Source records:
================================

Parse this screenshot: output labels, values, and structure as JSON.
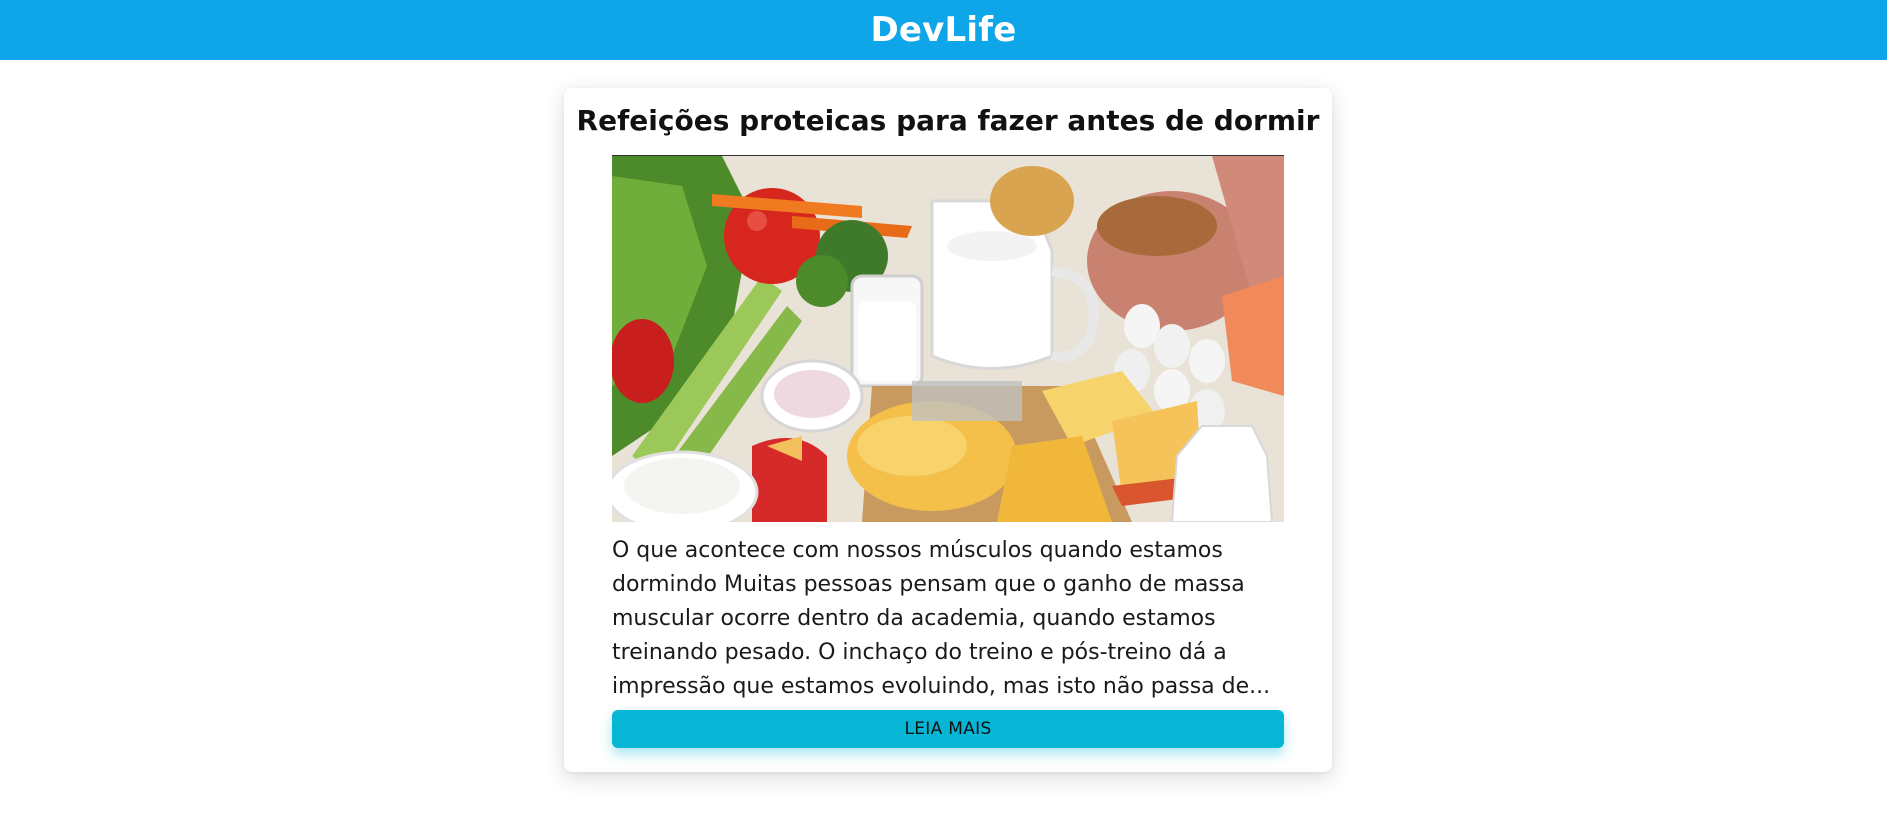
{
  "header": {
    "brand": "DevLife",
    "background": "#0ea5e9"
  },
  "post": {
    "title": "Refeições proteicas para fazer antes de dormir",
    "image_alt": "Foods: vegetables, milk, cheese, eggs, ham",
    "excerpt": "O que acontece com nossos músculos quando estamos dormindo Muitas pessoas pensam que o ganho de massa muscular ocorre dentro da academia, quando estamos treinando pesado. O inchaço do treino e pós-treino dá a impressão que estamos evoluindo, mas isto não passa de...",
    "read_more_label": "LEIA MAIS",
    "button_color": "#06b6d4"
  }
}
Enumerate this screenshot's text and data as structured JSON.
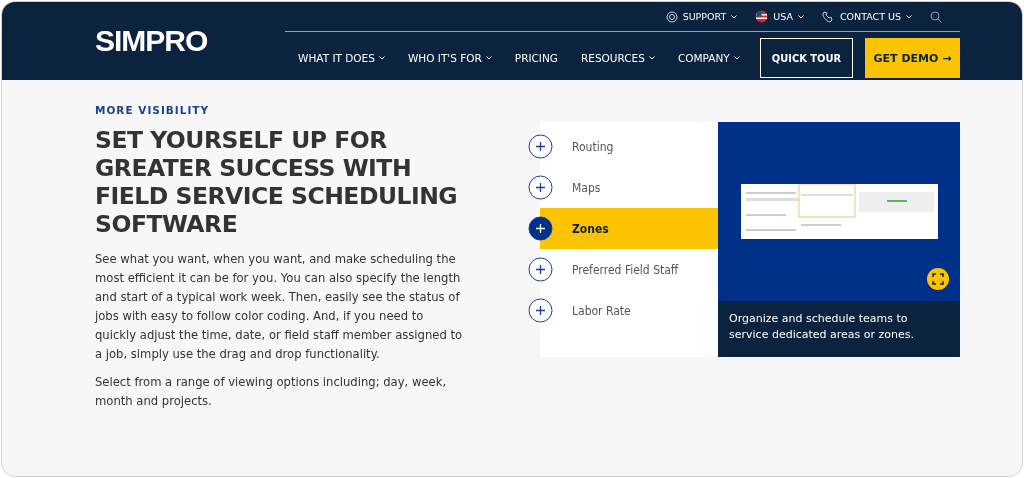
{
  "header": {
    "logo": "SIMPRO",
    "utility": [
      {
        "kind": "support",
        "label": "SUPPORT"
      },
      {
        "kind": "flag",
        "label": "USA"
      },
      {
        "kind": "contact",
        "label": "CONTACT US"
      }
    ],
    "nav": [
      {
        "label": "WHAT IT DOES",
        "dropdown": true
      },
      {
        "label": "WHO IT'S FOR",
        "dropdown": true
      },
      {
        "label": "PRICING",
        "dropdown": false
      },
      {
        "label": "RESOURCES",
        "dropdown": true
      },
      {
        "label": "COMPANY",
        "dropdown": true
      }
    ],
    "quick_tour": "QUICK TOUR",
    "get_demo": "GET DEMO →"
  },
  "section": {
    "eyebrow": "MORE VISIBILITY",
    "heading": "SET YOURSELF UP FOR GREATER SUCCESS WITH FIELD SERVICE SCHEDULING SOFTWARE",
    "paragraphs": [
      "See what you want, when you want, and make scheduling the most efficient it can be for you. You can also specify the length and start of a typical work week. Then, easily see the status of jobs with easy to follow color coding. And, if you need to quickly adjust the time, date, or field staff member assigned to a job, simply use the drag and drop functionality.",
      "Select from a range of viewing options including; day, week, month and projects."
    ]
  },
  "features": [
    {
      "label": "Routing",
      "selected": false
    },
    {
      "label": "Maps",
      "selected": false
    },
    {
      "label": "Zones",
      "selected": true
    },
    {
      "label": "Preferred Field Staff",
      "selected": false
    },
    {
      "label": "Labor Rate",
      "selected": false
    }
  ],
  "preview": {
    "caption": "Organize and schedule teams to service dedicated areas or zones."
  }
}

================================

Given exercise:
Search the entries for the word "JSON", then gather every line that has it.

Finished answer:
Parse this screenshot: output labels, values, and structure as JSON.
Enumerate this screenshot's text and data as structured JSON.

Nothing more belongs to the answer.